MATERIAL TO PROCESS
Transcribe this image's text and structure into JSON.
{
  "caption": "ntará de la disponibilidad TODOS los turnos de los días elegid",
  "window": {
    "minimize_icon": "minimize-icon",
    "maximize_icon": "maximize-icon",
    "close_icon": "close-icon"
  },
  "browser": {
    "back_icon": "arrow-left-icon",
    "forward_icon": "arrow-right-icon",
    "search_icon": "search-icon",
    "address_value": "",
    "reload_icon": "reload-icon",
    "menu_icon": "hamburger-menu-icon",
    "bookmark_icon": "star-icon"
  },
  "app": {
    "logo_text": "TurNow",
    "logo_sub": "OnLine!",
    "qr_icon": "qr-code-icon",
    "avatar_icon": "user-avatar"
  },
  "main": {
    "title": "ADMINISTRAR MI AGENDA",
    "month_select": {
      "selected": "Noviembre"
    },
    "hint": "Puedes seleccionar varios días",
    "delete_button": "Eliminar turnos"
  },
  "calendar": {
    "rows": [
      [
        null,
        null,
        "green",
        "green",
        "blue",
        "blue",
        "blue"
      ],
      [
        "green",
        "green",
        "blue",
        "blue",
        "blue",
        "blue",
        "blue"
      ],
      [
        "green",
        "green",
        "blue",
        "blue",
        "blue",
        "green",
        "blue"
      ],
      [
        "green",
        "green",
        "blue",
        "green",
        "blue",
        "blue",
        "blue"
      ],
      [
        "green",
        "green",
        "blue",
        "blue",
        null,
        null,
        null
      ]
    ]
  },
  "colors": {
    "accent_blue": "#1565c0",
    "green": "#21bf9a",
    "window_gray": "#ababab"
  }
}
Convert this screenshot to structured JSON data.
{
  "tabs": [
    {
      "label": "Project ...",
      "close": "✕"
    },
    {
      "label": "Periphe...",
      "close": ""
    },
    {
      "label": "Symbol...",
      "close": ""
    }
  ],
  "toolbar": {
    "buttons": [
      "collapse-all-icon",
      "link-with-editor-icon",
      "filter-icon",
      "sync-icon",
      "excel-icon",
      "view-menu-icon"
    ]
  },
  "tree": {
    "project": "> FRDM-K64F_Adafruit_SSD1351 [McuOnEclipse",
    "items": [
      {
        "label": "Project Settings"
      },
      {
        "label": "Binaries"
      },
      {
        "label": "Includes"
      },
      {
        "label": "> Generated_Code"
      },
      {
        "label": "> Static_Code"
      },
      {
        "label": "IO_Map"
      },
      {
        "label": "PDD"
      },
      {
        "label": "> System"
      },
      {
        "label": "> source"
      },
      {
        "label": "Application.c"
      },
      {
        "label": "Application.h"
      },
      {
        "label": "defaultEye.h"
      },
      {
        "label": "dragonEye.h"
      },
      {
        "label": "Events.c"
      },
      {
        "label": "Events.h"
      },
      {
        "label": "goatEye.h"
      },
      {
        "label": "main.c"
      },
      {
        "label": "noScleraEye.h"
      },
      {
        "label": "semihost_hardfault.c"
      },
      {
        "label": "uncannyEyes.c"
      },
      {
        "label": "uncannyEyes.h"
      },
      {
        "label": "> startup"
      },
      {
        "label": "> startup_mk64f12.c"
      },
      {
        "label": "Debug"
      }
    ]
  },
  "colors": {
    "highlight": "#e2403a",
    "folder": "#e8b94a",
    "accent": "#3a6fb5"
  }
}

WHAT YOU NEED TO DO
Copy out all of the records shown above exactly.

EXERCISE RESPONSE
Transcribe this image's text and structure into JSON.
{
  "caption": "ntará de la disponibilidad TODOS los turnos de los días elegid",
  "window": {
    "minimize_icon": "minimize-icon",
    "maximize_icon": "maximize-icon",
    "close_icon": "close-icon"
  },
  "browser": {
    "back_icon": "arrow-left-icon",
    "forward_icon": "arrow-right-icon",
    "search_icon": "search-icon",
    "address_value": "",
    "reload_icon": "reload-icon",
    "menu_icon": "hamburger-menu-icon",
    "bookmark_icon": "star-icon"
  },
  "app": {
    "logo_text": "TurNow",
    "logo_sub": "OnLine!",
    "qr_icon": "qr-code-icon",
    "avatar_icon": "user-avatar"
  },
  "main": {
    "title": "ADMINISTRAR MI AGENDA",
    "month_select": {
      "selected": "Noviembre"
    },
    "hint": "Puedes seleccionar varios días",
    "delete_button": "Eliminar turnos"
  },
  "calendar": {
    "rows": [
      [
        null,
        null,
        "green",
        "green",
        "blue",
        "blue",
        "blue"
      ],
      [
        "green",
        "green",
        "blue",
        "blue",
        "blue",
        "blue",
        "blue"
      ],
      [
        "green",
        "green",
        "blue",
        "blue",
        "blue",
        "green",
        "blue"
      ],
      [
        "green",
        "green",
        "blue",
        "green",
        "blue",
        "blue",
        "blue"
      ],
      [
        "green",
        "green",
        "blue",
        "blue",
        null,
        null,
        null
      ]
    ]
  },
  "colors": {
    "accent_blue": "#1565c0",
    "green": "#21bf9a",
    "window_gray": "#ababab"
  }
}
Convert this screenshot to structured JSON data.
{
  "tabs": [
    {
      "label": "Project ...",
      "close": "✕"
    },
    {
      "label": "Periphe...",
      "close": ""
    },
    {
      "label": "Symbol...",
      "close": ""
    }
  ],
  "toolbar": {
    "buttons": [
      "collapse-all-icon",
      "link-with-editor-icon",
      "filter-icon",
      "sync-icon",
      "excel-icon",
      "view-menu-icon"
    ]
  },
  "tree": {
    "project": "> FRDM-K64F_Adafruit_SSD1351 [McuOnEclipse",
    "items": [
      {
        "label": "Project Settings"
      },
      {
        "label": "Binaries"
      },
      {
        "label": "Includes"
      },
      {
        "label": "> Generated_Code"
      },
      {
        "label": "> Static_Code"
      },
      {
        "label": "IO_Map"
      },
      {
        "label": "PDD"
      },
      {
        "label": "> System"
      },
      {
        "label": "> source"
      },
      {
        "label": "Application.c"
      },
      {
        "label": "Application.h"
      },
      {
        "label": "defaultEye.h"
      },
      {
        "label": "dragonEye.h"
      },
      {
        "label": "Events.c"
      },
      {
        "label": "Events.h"
      },
      {
        "label": "goatEye.h"
      },
      {
        "label": "main.c"
      },
      {
        "label": "noScleraEye.h"
      },
      {
        "label": "semihost_hardfault.c"
      },
      {
        "label": "uncannyEyes.c"
      },
      {
        "label": "uncannyEyes.h"
      },
      {
        "label": "> startup"
      },
      {
        "label": "> startup_mk64f12.c"
      },
      {
        "label": "Debug"
      }
    ]
  },
  "colors": {
    "highlight": "#e2403a",
    "folder": "#e8b94a",
    "accent": "#3a6fb5"
  }
}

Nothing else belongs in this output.